- **Exercise input**
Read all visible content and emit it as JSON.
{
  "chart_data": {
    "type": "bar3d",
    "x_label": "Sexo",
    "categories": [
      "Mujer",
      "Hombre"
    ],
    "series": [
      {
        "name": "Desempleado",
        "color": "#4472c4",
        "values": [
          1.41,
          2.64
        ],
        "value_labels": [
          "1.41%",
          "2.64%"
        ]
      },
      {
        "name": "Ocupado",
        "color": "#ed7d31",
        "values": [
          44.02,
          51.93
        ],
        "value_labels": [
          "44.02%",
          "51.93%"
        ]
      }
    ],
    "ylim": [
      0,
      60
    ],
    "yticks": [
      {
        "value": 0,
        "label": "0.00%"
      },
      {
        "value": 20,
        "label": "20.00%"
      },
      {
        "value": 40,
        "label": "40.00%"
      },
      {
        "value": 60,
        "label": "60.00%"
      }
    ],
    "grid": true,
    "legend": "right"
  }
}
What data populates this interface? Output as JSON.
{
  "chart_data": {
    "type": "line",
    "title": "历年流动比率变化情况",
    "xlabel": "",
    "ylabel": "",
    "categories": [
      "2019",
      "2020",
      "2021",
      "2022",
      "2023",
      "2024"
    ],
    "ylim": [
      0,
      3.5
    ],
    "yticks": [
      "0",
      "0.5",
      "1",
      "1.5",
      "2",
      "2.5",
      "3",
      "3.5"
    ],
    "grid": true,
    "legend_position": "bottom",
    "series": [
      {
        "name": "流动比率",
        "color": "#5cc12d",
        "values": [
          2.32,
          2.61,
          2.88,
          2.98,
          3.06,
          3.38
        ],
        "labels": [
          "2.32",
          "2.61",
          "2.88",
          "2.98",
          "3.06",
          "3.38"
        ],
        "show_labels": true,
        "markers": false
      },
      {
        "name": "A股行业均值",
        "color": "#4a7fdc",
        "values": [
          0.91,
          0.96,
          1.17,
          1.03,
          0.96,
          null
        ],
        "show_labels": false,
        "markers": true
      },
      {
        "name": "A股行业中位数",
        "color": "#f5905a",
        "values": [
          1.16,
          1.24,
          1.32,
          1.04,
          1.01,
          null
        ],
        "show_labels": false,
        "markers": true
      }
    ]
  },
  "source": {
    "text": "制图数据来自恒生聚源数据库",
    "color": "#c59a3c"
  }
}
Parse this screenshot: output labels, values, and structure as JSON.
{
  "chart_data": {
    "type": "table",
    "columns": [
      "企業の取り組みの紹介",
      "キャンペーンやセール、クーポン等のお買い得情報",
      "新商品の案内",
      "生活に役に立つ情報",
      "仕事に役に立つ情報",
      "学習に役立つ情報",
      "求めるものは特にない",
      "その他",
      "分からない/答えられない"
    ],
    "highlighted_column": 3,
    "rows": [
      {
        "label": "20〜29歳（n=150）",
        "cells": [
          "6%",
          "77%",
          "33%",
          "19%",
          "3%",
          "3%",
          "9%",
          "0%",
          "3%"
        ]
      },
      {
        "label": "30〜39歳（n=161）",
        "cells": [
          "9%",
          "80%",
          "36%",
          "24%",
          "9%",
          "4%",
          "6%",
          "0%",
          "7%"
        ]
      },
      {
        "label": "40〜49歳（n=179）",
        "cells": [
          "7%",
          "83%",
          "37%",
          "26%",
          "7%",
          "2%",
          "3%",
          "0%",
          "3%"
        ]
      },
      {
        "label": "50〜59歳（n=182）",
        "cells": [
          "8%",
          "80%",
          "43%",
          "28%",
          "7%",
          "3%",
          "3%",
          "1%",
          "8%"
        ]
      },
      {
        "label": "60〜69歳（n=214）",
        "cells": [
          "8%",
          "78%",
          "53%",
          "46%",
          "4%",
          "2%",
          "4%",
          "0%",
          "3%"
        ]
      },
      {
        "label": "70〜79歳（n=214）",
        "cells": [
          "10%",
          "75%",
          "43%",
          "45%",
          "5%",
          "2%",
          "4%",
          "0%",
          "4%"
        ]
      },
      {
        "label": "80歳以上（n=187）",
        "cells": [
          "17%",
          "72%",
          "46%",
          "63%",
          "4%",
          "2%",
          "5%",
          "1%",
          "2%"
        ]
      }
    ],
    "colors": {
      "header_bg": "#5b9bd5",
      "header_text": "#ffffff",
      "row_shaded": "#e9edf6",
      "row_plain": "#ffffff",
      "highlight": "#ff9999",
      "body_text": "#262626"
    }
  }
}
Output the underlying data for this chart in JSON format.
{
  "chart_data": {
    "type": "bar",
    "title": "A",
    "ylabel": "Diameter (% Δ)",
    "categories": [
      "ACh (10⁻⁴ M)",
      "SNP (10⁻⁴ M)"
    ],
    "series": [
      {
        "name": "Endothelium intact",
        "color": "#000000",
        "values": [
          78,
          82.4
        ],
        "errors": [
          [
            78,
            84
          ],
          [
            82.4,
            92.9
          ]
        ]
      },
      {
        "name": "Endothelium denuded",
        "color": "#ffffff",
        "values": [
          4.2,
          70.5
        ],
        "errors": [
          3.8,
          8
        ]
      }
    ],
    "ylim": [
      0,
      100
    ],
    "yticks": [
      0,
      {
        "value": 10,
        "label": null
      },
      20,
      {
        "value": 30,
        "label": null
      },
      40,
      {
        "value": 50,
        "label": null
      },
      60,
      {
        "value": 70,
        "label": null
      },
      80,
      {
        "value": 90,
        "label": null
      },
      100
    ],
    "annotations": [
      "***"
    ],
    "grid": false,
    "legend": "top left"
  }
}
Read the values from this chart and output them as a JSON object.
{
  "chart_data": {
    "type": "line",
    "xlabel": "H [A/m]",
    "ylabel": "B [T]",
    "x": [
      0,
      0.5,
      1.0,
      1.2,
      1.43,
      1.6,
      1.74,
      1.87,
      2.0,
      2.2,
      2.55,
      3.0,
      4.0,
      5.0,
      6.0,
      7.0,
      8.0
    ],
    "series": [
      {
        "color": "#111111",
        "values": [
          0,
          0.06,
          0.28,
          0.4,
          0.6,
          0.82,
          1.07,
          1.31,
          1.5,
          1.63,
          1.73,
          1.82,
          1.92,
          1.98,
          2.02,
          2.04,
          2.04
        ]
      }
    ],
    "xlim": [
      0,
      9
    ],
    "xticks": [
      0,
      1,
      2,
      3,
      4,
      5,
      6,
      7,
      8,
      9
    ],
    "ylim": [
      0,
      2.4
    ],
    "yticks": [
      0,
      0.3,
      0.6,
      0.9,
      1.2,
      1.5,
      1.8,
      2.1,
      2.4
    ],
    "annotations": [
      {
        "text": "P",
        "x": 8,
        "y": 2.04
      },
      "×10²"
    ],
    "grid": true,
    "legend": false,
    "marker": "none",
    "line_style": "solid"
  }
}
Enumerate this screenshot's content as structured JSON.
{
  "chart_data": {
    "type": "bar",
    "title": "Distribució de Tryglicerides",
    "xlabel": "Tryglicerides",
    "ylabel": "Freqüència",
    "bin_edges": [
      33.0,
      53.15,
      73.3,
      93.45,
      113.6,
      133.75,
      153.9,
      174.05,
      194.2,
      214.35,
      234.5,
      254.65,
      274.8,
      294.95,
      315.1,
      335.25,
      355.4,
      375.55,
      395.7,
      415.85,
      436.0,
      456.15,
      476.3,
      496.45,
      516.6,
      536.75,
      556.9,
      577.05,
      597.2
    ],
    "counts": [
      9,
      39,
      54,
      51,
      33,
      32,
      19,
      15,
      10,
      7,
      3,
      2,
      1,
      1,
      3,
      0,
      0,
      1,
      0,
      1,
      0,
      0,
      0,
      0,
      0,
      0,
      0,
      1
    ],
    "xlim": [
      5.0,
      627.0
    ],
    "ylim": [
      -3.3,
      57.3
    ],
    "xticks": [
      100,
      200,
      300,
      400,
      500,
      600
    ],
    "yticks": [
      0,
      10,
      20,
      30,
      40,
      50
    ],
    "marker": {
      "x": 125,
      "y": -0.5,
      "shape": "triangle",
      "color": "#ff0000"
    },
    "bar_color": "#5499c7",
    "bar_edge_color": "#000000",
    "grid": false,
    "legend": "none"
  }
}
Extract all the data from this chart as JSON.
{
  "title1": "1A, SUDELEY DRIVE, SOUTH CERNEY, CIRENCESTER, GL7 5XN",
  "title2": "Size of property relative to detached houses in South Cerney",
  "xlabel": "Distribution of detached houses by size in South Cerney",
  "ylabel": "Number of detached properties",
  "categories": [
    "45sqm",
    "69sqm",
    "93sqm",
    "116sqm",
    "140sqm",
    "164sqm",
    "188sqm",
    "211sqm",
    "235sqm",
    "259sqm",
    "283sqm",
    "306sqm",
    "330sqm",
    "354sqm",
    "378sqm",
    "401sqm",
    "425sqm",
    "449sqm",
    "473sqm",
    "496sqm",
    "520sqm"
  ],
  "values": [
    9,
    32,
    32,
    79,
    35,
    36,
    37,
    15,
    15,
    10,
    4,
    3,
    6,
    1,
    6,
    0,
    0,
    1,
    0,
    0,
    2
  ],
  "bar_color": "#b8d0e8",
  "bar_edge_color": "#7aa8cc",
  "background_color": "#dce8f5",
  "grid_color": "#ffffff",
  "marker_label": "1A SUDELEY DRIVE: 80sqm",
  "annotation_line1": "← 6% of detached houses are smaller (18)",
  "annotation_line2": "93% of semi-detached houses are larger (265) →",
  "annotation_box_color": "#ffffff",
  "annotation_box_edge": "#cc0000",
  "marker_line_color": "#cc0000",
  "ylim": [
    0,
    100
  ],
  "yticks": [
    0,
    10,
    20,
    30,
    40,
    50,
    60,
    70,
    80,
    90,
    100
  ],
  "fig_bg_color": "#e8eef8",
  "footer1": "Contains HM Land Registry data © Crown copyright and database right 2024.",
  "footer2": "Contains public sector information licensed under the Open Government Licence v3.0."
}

- **Given request**
Extract from the data every line where "houses" shows up.

- **Answer in full**
  "title2": "Size of property relative to detached houses in South Cerney",
  "xlabel": "Distribution of detached houses by size in South Cerney",
  "annotation_line1": "← 6% of detached houses are smaller (18)",
  "annotation_line2": "93% of semi-detached houses are larger (265) →",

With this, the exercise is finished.